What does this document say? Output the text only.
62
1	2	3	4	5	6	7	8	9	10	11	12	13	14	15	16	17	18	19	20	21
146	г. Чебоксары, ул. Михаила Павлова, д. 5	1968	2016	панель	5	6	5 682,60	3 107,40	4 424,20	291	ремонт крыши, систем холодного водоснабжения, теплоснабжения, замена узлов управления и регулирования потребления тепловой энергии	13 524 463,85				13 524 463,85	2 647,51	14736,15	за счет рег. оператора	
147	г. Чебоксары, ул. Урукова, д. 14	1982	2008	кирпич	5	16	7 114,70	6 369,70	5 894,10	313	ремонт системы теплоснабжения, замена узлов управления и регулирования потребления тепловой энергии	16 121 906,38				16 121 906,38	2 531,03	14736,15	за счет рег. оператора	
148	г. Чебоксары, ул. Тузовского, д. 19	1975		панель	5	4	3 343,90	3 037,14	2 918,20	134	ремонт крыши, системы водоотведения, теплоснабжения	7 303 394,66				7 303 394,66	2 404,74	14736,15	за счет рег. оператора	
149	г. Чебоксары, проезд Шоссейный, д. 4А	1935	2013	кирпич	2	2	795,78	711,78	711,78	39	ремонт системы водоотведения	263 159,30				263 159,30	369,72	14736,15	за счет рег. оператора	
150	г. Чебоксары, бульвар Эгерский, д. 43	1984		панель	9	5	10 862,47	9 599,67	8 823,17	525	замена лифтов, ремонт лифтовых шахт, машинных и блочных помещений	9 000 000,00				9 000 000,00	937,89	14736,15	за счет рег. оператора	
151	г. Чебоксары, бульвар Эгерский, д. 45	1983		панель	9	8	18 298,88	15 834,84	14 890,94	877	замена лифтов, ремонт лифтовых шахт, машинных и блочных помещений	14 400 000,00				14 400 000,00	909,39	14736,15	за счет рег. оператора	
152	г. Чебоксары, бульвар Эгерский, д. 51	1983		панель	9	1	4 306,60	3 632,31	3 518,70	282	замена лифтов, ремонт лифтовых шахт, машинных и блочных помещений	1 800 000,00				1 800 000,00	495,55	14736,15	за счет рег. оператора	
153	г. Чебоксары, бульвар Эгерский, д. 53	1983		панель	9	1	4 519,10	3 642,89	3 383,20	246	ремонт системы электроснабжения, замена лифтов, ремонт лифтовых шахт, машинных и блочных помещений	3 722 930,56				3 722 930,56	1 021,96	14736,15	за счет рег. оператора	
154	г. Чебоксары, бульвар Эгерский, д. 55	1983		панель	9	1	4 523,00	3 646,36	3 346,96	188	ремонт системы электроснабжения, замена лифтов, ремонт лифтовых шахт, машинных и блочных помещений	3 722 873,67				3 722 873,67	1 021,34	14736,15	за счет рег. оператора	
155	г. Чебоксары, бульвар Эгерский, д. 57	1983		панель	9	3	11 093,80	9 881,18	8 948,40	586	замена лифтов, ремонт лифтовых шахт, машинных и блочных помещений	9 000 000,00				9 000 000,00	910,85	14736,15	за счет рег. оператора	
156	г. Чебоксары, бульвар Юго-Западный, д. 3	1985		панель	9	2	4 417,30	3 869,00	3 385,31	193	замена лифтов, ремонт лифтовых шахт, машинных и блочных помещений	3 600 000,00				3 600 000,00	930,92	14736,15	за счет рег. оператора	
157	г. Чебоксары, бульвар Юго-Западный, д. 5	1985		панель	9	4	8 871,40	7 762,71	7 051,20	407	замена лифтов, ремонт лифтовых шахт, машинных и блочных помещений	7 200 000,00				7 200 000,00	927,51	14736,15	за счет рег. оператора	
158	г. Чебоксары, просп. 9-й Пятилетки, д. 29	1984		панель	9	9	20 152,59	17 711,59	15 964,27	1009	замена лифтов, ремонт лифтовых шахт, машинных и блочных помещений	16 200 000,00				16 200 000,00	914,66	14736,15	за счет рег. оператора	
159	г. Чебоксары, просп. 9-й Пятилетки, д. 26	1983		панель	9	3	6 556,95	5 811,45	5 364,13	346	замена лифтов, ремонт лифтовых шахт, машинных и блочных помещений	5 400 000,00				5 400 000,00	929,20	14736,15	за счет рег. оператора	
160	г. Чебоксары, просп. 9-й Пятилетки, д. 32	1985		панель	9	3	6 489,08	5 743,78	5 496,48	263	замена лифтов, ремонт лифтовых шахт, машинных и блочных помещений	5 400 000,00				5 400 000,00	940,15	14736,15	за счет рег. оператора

What needs to be done:
Retype the data exactly as given.

Task response:
What does this document say? Output the text only.
62
1	2	3	4	5	6	7	8	9	10	11	12	13	14	15	16	17	18	19	20	21
146	г. Чебоксары, ул. Михаила Павлова, д. 5	1968	2016	панель	5	6	5 682,60	3 107,40	4 424,20	291	ремонт крыши, систем холодного водоснабжения, теплоснабжения, замена узлов управления и регулирования потребления тепловой энергии	13 524 463,85				13 524 463,85	2 647,51	14736,15	за счет рег. оператора	
147	г. Чебоксары, ул. Урукова, д. 14	1982	2008	кирпич	5	16	7 114,70	6 369,70	5 894,10	313	ремонт системы теплоснабжения, замена узлов управления и регулирования потребления тепловой энергии	16 121 906,38				16 121 906,38	2 531,03	14736,15	за счет рег. оператора	
148	г. Чебоксары, ул. Тузовского, д. 19	1975		панель	5	4	3 343,90	3 037,14	2 918,20	134	ремонт крыши, системы водоотведения, теплоснабжения	7 303 394,66				7 303 394,66	2 404,74	14736,15	за счет рег. оператора	
149	г. Чебоксары, проезд Шоссейный, д. 4А	1935	2013	кирпич	2	2	795,78	711,78	711,78	39	ремонт системы водоотведения	263 159,30				263 159,30	369,72	14736,15	за счет рег. оператора	
150	г. Чебоксары, бульвар Эгерский, д. 43	1984		панель	9	5	10 862,47	9 599,67	8 823,17	525	замена лифтов, ремонт лифтовых шахт, машинных и блочных помещений	9 000 000,00				9 000 000,00	937,89	14736,15	за счет рег. оператора	
151	г. Чебоксары, бульвар Эгерский, д. 45	1983		панель	9	8	18 298,88	15 834,84	14 890,94	877	замена лифтов, ремонт лифтовых шахт, машинных и блочных помещений	14 400 000,00				14 400 000,00	909,39	14736,15	за счет рег. оператора	
152	г. Чебоксары, бульвар Эгерский, д. 51	1983		панель	9	1	4 306,60	3 632,31	3 518,70	282	замена лифтов, ремонт лифтовых шахт, машинных и блочных помещений	1 800 000,00				1 800 000,00	495,55	14736,15	за счет рег. оператора	
153	г. Чебоксары, бульвар Эгерский, д. 53	1983		панель	9	1	4 519,10	3 642,89	3 383,20	246	ремонт системы электроснабжения, замена лифтов, ремонт лифтовых шахт, машинных и блочных помещений	3 722 930,56				3 722 930,56	1 021,96	14736,15	за счет рег. оператора	
154	г. Чебоксары, бульвар Эгерский, д. 55	1983		панель	9	1	4 523,00	3 646,36	3 346,96	188	ремонт системы электроснабжения, замена лифтов, ремонт лифтовых шахт, машинных и блочных помещений	3 722 873,67				3 722 873,67	1 021,34	14736,15	за счет рег. оператора	
155	г. Чебоксары, бульвар Эгерский, д. 57	1983		панель	9	3	11 093,80	9 881,18	8 948,40	586	замена лифтов, ремонт лифтовых шахт, машинных и блочных помещений	9 000 000,00				9 000 000,00	910,85	14736,15	за счет рег. оператора	
156	г. Чебоксары, бульвар Юго-Западный, д. 3	1985		панель	9	2	4 417,30	3 869,00	3 385,31	193	замена лифтов, ремонт лифтовых шахт, машинных и блочных помещений	3 600 000,00				3 600 000,00	930,92	14736,15	за счет рег. оператора	
157	г. Чебоксары, бульвар Юго-Западный, д. 5	1985		панель	9	4	8 871,40	7 762,71	7 051,20	407	замена лифтов, ремонт лифтовых шахт, машинных и блочных помещений	7 200 000,00				7 200 000,00	927,51	14736,15	за счет рег. оператора	
158	г. Чебоксары, просп. 9-й Пятилетки, д. 29	1984		панель	9	9	20 152,59	17 711,59	15 964,27	1009	замена лифтов, ремонт лифтовых шахт, машинных и блочных помещений	16 200 000,00				16 200 000,00	914,66	14736,15	за счет рег. оператора	
159	г. Чебоксары, просп. 9-й Пятилетки, д. 26	1983		панель	9	3	6 556,95	5 811,45	5 364,13	346	замена лифтов, ремонт лифтовых шахт, машинных и блочных помещений	5 400 000,00				5 400 000,00	929,20	14736,15	за счет рег. оператора	
160	г. Чебоксары, просп. 9-й Пятилетки, д. 32	1985		панель	9	3	6 489,08	5 743,78	5 496,48	263	замена лифтов, ремонт лифтовых шахт, машинных и блочных помещений	5 400 000,00				5 400 000,00	940,15	14736,15	за счет рег. оператора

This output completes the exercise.